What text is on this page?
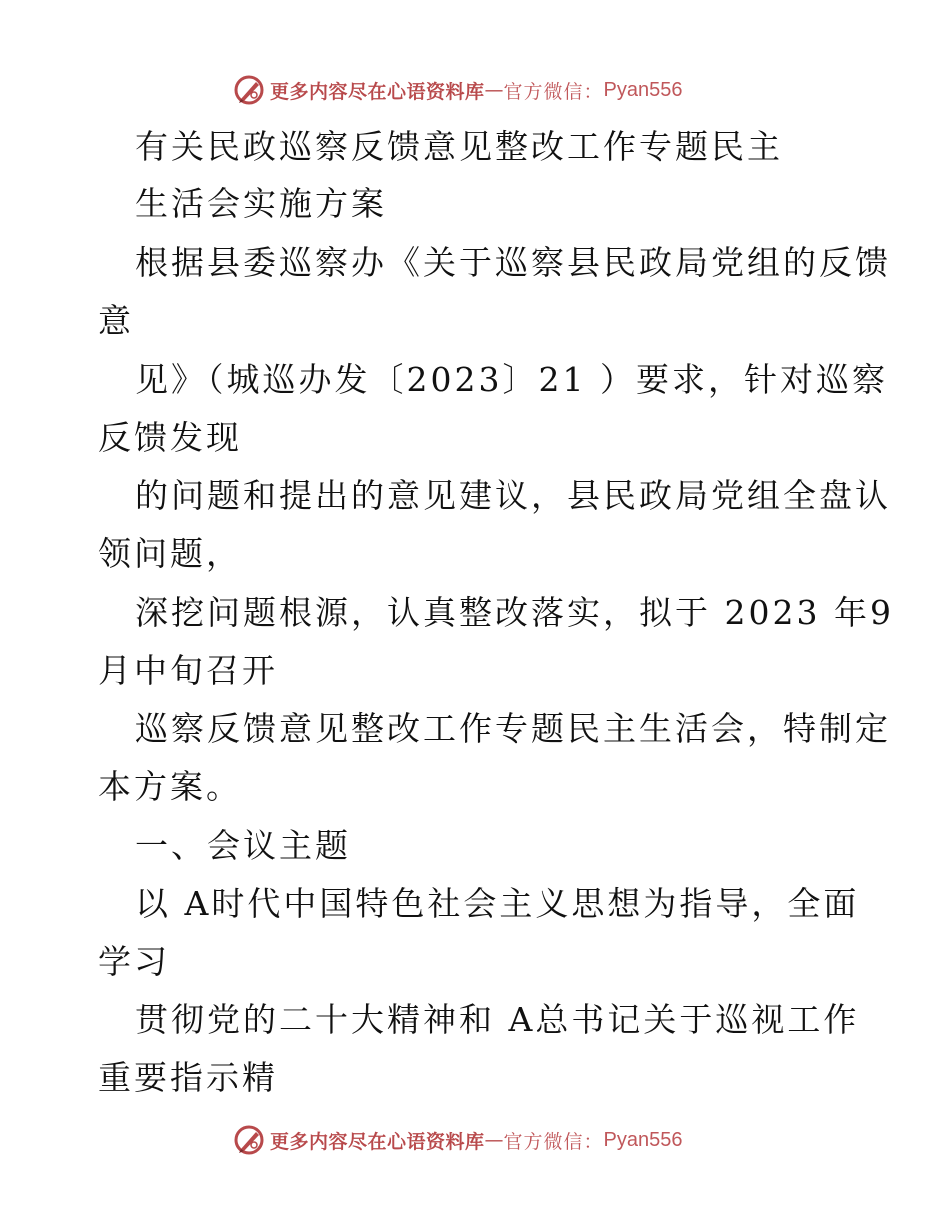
更多内容尽在心语资料库 — 官方微信： Pyan556
有关民政巡察反馈意见整改工作专题民主
生活会实施方案
根据县委巡察办《关于巡察县民政局党组的反馈
意
见》（城巡办发〔2023〕21 ）要求，针对巡察
反馈发现
的问题和提出的意见建议，县民政局党组全盘认
领问题，
深挖问题根源，认真整改落实，拟于 2023 年9
月中旬召开
巡察反馈意见整改工作专题民主生活会，特制定
本方案。
一、会议主题
以 A时代中国特色社会主义思想为指导，全面
学习
贯彻党的二十大精神和 A总书记关于巡视工作
重要指示精
更多内容尽在心语资料库 — 官方微信： Pyan556
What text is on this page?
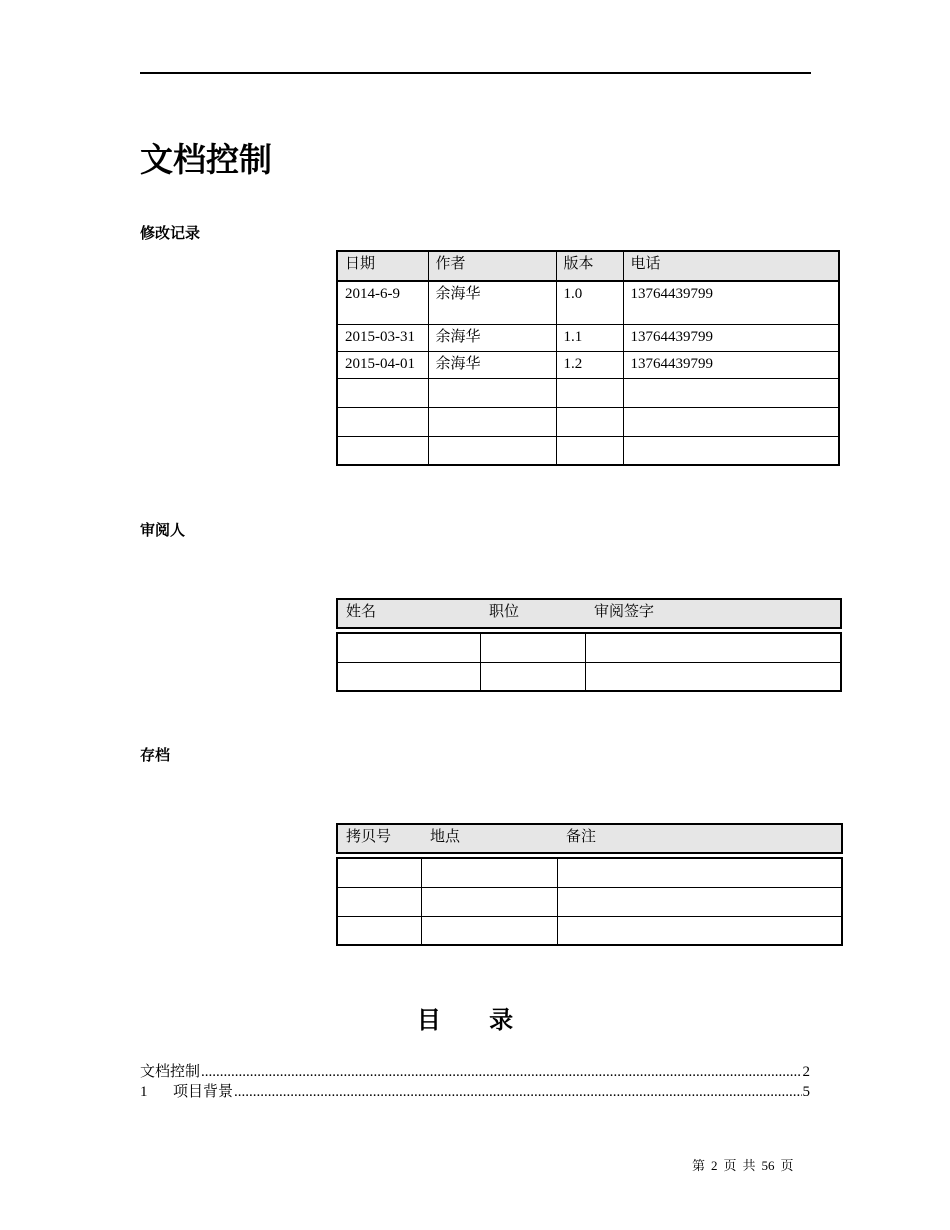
文档控制
修改记录
日期	作者	版本	电话
2014-6-9	余海华	1.0	13764439799
2015-03-31	余海华	1.1	13764439799
2015-04-01	余海华	1.2	13764439799

审阅人
姓名	职位	审阅签字

存档
拷贝号	地点	备注

目 录
文档控制 .....	2
1	项目背景 .....	5
第 2 页 共 56 页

Description of the task → Repeat the material above word for word and skip every image in it.

Finished task →
What text is on this page?
更多内容尽在心语资料库 — 官方微信： Pyan556
有关民政巡察反馈意见整改工作专题民主
生活会实施方案
根据县委巡察办《关于巡察县民政局党组的反馈
意
见》（城巡办发〔2023〕21 ）要求，针对巡察
反馈发现
的问题和提出的意见建议，县民政局党组全盘认
领问题，
深挖问题根源，认真整改落实，拟于 2023 年9
月中旬召开
巡察反馈意见整改工作专题民主生活会，特制定
本方案。
一、会议主题
以 A时代中国特色社会主义思想为指导，全面
学习
贯彻党的二十大精神和 A总书记关于巡视工作
重要指示精
更多内容尽在心语资料库 — 官方微信： Pyan556
What text is on this page?
文档控制
修改记录
日期	作者	版本	电话
2014-6-9	余海华	1.0	13764439799
2015-03-31	余海华	1.1	13764439799
2015-04-01	余海华	1.2	13764439799

审阅人
姓名	职位	审阅签字

存档
拷贝号	地点	备注

目 录
文档控制 .....	2
1	项目背景 .....	5
第 2 页 共 56 页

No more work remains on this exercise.